▶ [REQUIRED TASK]:
Identify and copy all lines of the material where the string "Петра" is found.

— BEGIN PROVIDED RECORDS —

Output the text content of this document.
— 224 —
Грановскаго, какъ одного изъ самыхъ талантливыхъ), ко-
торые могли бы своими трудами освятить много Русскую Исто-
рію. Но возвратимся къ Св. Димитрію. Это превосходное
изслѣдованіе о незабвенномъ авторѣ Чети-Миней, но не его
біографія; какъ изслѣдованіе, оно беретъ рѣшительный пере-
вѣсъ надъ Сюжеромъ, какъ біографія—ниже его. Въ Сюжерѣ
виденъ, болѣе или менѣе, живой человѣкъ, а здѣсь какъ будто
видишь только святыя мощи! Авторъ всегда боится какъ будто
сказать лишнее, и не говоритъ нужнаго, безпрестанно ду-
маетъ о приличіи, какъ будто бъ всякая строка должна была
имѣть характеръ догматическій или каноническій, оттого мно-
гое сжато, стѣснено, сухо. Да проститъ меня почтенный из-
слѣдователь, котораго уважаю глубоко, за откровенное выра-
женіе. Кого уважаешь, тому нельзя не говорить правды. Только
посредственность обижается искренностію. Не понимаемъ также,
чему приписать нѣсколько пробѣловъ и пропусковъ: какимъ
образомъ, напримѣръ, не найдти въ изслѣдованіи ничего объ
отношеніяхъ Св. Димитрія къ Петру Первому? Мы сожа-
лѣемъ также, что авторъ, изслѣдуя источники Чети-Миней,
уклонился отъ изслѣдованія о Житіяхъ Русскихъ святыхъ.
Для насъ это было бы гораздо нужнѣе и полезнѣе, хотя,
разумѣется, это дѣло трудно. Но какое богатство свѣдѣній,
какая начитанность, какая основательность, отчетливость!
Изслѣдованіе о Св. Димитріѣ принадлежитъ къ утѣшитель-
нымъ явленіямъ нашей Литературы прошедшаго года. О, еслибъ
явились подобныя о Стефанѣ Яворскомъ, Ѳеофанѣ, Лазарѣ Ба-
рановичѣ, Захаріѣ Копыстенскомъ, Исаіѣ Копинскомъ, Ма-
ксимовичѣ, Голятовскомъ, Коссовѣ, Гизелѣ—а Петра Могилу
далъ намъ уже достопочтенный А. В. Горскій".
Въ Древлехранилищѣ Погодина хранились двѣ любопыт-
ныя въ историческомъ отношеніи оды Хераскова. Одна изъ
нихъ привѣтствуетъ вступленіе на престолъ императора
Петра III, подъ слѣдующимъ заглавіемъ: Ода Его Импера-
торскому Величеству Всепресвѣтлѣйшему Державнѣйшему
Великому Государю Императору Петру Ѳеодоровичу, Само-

— END PROVIDED RECORDS —

▶ [ANSWER TO THIS EXERCISE]:
ксимовичѣ, Голятовскомъ, Коссовѣ, Гизелѣ—а Петра Могилу
Петра III, подъ слѣдующимъ заглавіемъ: Ода Его Импера-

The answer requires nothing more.